→ **What you will do**: Reproduce all of the listing below without alteration.

→ **Source data**:
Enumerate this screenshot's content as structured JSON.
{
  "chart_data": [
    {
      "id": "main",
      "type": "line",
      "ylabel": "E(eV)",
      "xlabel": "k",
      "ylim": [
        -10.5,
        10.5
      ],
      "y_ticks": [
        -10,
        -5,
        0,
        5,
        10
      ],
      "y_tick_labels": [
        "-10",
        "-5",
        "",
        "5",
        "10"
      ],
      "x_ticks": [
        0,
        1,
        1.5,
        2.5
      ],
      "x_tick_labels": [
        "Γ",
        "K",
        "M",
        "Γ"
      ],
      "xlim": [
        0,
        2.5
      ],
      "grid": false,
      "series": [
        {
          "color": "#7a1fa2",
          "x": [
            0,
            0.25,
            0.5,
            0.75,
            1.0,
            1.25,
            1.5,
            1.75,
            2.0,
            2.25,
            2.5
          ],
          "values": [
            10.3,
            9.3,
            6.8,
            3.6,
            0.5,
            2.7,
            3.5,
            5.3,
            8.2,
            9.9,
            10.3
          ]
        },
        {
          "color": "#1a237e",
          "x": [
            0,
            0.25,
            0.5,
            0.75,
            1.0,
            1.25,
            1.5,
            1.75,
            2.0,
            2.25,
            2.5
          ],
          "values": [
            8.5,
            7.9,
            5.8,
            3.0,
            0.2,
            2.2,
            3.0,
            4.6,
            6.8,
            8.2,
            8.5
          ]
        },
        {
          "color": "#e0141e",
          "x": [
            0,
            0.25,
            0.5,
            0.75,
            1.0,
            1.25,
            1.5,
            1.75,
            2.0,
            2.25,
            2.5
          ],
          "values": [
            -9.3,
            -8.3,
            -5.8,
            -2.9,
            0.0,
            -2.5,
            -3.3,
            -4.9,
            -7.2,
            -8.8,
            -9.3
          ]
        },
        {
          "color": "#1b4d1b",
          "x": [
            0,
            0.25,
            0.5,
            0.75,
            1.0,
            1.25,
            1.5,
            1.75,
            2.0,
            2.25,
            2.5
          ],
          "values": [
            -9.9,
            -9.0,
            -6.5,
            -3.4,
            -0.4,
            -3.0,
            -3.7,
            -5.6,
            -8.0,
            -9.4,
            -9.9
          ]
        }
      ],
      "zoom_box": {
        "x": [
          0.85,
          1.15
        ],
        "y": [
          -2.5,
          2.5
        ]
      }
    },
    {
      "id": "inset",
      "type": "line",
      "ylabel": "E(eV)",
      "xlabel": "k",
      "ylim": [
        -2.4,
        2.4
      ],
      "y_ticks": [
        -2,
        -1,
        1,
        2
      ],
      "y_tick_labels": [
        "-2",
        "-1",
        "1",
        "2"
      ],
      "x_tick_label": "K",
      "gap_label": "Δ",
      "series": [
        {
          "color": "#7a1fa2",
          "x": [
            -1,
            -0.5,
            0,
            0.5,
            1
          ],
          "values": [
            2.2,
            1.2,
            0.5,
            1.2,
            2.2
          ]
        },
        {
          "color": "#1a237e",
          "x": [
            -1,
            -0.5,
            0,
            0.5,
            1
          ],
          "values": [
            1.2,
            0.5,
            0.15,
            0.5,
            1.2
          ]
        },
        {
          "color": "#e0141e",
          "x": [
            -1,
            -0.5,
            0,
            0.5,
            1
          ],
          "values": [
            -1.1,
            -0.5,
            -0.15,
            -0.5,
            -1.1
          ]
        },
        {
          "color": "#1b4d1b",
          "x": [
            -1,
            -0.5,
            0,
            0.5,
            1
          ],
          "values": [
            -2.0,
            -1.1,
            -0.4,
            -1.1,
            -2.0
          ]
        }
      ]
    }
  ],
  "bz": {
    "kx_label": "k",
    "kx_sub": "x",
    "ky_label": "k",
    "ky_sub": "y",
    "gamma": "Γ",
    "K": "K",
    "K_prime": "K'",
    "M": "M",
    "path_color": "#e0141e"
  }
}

→ **Reply to the exercise**:
Enumerate this screenshot's content as structured JSON.
{
  "chart_data": [
    {
      "id": "main",
      "type": "line",
      "ylabel": "E(eV)",
      "xlabel": "k",
      "ylim": [
        -10.5,
        10.5
      ],
      "y_ticks": [
        -10,
        -5,
        0,
        5,
        10
      ],
      "y_tick_labels": [
        "-10",
        "-5",
        "",
        "5",
        "10"
      ],
      "x_ticks": [
        0,
        1,
        1.5,
        2.5
      ],
      "x_tick_labels": [
        "Γ",
        "K",
        "M",
        "Γ"
      ],
      "xlim": [
        0,
        2.5
      ],
      "grid": false,
      "series": [
        {
          "color": "#7a1fa2",
          "x": [
            0,
            0.25,
            0.5,
            0.75,
            1.0,
            1.25,
            1.5,
            1.75,
            2.0,
            2.25,
            2.5
          ],
          "values": [
            10.3,
            9.3,
            6.8,
            3.6,
            0.5,
            2.7,
            3.5,
            5.3,
            8.2,
            9.9,
            10.3
          ]
        },
        {
          "color": "#1a237e",
          "x": [
            0,
            0.25,
            0.5,
            0.75,
            1.0,
            1.25,
            1.5,
            1.75,
            2.0,
            2.25,
            2.5
          ],
          "values": [
            8.5,
            7.9,
            5.8,
            3.0,
            0.2,
            2.2,
            3.0,
            4.6,
            6.8,
            8.2,
            8.5
          ]
        },
        {
          "color": "#e0141e",
          "x": [
            0,
            0.25,
            0.5,
            0.75,
            1.0,
            1.25,
            1.5,
            1.75,
            2.0,
            2.25,
            2.5
          ],
          "values": [
            -9.3,
            -8.3,
            -5.8,
            -2.9,
            0.0,
            -2.5,
            -3.3,
            -4.9,
            -7.2,
            -8.8,
            -9.3
          ]
        },
        {
          "color": "#1b4d1b",
          "x": [
            0,
            0.25,
            0.5,
            0.75,
            1.0,
            1.25,
            1.5,
            1.75,
            2.0,
            2.25,
            2.5
          ],
          "values": [
            -9.9,
            -9.0,
            -6.5,
            -3.4,
            -0.4,
            -3.0,
            -3.7,
            -5.6,
            -8.0,
            -9.4,
            -9.9
          ]
        }
      ],
      "zoom_box": {
        "x": [
          0.85,
          1.15
        ],
        "y": [
          -2.5,
          2.5
        ]
      }
    },
    {
      "id": "inset",
      "type": "line",
      "ylabel": "E(eV)",
      "xlabel": "k",
      "ylim": [
        -2.4,
        2.4
      ],
      "y_ticks": [
        -2,
        -1,
        1,
        2
      ],
      "y_tick_labels": [
        "-2",
        "-1",
        "1",
        "2"
      ],
      "x_tick_label": "K",
      "gap_label": "Δ",
      "series": [
        {
          "color": "#7a1fa2",
          "x": [
            -1,
            -0.5,
            0,
            0.5,
            1
          ],
          "values": [
            2.2,
            1.2,
            0.5,
            1.2,
            2.2
          ]
        },
        {
          "color": "#1a237e",
          "x": [
            -1,
            -0.5,
            0,
            0.5,
            1
          ],
          "values": [
            1.2,
            0.5,
            0.15,
            0.5,
            1.2
          ]
        },
        {
          "color": "#e0141e",
          "x": [
            -1,
            -0.5,
            0,
            0.5,
            1
          ],
          "values": [
            -1.1,
            -0.5,
            -0.15,
            -0.5,
            -1.1
          ]
        },
        {
          "color": "#1b4d1b",
          "x": [
            -1,
            -0.5,
            0,
            0.5,
            1
          ],
          "values": [
            -2.0,
            -1.1,
            -0.4,
            -1.1,
            -2.0
          ]
        }
      ]
    }
  ],
  "bz": {
    "kx_label": "k",
    "kx_sub": "x",
    "ky_label": "k",
    "ky_sub": "y",
    "gamma": "Γ",
    "K": "K",
    "K_prime": "K'",
    "M": "M",
    "path_color": "#e0141e"
  }
}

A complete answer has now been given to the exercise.